Items from a figure collection
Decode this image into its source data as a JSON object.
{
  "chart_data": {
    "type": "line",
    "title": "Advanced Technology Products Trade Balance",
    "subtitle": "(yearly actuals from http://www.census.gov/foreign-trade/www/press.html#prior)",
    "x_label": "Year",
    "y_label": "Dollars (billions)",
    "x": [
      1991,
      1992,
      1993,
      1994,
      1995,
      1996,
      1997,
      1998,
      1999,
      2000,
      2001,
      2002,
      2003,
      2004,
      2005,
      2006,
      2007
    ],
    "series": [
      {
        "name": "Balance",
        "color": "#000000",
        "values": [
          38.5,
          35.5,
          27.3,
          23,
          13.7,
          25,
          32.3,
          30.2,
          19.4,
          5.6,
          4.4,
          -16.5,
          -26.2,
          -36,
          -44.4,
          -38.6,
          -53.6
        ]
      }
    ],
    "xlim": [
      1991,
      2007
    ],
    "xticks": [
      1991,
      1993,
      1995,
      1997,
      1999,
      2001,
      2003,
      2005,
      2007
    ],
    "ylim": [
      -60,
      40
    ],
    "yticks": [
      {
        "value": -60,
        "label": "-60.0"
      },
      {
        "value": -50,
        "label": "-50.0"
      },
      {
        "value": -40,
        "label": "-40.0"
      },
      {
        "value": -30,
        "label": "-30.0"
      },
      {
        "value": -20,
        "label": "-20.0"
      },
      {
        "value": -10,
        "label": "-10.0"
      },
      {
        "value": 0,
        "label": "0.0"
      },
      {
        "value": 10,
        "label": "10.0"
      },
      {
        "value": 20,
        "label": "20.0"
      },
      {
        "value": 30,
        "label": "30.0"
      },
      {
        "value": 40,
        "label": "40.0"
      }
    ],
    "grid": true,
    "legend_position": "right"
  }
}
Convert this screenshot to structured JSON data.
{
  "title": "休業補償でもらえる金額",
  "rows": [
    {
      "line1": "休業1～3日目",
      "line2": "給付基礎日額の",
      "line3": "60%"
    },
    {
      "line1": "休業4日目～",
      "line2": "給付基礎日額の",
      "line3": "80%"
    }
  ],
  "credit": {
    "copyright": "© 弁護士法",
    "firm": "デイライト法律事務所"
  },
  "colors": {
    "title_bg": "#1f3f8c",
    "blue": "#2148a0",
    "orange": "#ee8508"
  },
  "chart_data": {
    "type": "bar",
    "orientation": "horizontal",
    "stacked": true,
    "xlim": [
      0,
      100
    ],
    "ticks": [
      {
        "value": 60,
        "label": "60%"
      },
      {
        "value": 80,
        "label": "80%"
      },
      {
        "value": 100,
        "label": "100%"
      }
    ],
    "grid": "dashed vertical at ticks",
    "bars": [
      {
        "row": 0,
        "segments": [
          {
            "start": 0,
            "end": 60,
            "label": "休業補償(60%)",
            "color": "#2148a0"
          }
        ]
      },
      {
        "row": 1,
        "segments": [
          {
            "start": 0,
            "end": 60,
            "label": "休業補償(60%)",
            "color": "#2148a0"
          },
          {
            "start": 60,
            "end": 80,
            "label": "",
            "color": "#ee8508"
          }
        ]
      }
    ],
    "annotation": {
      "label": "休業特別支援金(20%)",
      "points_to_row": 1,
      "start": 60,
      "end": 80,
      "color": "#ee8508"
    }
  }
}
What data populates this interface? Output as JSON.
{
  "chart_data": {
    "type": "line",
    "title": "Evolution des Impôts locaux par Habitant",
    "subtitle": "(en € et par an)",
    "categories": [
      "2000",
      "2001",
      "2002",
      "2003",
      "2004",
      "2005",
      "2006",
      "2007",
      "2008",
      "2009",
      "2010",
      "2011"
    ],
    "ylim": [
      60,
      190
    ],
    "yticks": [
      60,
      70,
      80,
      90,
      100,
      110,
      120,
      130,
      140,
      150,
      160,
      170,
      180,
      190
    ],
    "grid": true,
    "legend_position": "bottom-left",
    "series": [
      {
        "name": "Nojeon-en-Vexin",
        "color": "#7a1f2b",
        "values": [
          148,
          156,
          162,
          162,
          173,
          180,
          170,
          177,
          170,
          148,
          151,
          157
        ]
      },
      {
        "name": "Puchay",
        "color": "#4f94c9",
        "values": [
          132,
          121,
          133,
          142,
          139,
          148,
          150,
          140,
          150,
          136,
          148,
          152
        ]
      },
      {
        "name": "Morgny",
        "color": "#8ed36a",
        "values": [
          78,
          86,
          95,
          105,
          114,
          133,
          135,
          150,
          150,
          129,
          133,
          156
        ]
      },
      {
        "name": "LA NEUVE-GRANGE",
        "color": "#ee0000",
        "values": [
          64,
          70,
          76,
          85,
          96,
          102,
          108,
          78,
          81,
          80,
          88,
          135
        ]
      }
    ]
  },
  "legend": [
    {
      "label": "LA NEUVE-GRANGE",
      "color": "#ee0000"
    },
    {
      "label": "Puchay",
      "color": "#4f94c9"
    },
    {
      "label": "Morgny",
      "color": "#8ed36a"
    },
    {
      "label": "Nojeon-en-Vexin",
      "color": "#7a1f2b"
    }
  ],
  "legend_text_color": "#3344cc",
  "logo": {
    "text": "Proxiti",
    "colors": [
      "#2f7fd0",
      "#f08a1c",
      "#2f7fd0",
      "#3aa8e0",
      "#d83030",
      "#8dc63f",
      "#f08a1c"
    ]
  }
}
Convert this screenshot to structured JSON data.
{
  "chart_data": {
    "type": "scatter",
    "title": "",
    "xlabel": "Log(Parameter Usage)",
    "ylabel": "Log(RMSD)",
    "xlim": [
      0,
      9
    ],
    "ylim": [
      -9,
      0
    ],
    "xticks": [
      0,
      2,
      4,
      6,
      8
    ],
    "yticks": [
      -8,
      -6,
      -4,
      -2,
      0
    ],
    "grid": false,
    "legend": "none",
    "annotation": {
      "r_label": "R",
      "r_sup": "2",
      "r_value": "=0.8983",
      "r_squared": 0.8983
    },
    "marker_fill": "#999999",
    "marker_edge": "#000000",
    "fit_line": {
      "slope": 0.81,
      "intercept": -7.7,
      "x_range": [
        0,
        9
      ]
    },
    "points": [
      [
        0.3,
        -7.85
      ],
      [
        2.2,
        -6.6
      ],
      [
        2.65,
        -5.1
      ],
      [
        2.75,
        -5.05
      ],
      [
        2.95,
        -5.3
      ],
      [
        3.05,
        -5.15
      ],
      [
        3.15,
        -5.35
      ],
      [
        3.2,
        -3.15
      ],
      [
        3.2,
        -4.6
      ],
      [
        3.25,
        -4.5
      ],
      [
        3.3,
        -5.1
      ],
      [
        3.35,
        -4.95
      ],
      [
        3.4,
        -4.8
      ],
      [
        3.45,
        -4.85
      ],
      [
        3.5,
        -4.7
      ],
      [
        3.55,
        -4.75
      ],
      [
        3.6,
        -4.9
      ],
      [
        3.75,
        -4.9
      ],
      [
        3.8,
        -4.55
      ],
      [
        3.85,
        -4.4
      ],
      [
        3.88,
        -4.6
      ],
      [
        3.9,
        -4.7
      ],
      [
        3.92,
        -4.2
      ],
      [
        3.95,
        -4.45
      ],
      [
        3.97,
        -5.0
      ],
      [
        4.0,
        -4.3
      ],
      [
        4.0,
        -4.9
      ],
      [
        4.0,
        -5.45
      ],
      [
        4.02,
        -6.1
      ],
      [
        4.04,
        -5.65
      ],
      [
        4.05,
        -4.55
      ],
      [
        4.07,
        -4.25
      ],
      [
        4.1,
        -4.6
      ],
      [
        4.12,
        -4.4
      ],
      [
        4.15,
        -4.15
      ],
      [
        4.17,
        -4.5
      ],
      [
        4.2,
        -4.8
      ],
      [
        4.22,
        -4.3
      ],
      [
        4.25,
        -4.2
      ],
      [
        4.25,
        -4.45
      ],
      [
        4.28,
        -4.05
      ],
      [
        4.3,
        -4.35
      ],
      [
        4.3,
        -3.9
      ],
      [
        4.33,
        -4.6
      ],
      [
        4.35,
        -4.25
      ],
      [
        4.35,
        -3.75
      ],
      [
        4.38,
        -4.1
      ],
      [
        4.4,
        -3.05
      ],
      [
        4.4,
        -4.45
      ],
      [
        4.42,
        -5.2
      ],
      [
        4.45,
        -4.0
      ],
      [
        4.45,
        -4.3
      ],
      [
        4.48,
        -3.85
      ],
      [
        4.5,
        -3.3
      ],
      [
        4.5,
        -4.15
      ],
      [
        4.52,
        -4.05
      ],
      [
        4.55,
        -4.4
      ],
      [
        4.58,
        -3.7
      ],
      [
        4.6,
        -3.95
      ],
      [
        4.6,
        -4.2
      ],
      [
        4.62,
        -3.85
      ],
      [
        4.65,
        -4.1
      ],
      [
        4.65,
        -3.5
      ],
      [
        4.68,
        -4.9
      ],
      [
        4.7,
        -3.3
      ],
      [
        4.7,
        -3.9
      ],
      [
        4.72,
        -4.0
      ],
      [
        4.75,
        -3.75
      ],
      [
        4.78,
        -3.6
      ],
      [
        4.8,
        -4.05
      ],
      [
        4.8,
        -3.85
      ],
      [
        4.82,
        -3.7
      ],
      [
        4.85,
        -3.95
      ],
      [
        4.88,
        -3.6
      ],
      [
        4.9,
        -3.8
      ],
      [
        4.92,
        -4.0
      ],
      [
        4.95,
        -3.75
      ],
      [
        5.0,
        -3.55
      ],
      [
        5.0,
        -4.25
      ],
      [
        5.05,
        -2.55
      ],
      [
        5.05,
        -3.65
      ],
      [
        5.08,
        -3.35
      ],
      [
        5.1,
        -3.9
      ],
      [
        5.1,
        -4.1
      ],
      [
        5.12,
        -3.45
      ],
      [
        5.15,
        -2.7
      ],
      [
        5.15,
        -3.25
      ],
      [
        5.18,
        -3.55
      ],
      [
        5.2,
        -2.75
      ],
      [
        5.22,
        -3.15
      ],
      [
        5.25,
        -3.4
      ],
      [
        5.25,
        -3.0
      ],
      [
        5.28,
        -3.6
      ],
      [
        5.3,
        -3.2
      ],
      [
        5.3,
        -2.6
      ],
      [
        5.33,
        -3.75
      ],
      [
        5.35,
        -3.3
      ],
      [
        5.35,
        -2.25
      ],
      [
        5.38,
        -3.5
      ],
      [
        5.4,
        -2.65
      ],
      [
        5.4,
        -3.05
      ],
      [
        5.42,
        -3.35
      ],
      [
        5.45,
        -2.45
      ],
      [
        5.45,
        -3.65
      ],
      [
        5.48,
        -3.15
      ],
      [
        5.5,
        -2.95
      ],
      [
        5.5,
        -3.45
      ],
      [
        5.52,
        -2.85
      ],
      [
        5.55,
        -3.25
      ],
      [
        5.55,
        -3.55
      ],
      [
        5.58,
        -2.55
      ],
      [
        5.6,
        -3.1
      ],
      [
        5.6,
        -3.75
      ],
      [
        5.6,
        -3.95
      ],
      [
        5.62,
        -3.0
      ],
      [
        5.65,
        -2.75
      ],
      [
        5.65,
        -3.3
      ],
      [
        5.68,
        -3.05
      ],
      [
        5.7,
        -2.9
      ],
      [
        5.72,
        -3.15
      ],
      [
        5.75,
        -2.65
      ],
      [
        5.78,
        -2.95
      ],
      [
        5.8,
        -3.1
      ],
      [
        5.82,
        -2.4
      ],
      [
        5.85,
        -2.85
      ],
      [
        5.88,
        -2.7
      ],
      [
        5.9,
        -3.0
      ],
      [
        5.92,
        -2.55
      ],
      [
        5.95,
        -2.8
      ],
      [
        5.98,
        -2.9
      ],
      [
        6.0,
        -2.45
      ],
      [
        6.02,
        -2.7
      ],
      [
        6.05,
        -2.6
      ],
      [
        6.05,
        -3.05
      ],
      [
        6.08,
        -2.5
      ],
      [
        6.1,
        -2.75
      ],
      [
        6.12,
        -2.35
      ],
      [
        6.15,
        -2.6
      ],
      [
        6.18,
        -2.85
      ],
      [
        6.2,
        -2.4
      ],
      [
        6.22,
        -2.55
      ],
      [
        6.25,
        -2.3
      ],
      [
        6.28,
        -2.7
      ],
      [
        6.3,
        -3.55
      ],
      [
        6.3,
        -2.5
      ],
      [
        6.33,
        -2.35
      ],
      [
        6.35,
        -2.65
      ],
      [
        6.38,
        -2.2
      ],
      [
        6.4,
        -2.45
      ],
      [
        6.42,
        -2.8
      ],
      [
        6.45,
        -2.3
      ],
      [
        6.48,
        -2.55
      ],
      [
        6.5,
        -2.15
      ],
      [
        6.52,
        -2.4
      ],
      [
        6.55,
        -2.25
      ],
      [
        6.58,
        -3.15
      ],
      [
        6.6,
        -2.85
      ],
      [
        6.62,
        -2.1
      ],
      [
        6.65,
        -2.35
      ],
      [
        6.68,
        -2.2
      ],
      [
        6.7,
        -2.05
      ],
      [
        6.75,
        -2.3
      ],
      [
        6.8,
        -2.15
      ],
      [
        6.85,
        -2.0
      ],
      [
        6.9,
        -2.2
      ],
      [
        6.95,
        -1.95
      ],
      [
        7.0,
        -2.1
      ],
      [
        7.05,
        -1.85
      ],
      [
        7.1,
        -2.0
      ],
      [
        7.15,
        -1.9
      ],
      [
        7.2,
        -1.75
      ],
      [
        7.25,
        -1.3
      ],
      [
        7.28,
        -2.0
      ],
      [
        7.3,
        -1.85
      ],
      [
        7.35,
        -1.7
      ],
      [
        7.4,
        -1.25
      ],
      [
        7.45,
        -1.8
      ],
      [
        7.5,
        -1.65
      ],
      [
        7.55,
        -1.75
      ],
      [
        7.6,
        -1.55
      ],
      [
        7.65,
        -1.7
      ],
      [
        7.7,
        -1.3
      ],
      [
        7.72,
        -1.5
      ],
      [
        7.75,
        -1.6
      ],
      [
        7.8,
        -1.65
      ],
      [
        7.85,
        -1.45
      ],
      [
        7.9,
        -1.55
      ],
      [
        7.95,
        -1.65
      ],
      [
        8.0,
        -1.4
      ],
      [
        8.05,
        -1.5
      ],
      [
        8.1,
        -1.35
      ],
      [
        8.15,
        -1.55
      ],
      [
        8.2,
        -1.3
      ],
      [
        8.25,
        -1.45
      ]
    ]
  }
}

**WRITTEN TASK**
Take every line above carrying "Nojeon" and return it.

**OUTPUT BELOW**
        "name": "Nojeon-en-Vexin",
      "label": "Nojeon-en-Vexin",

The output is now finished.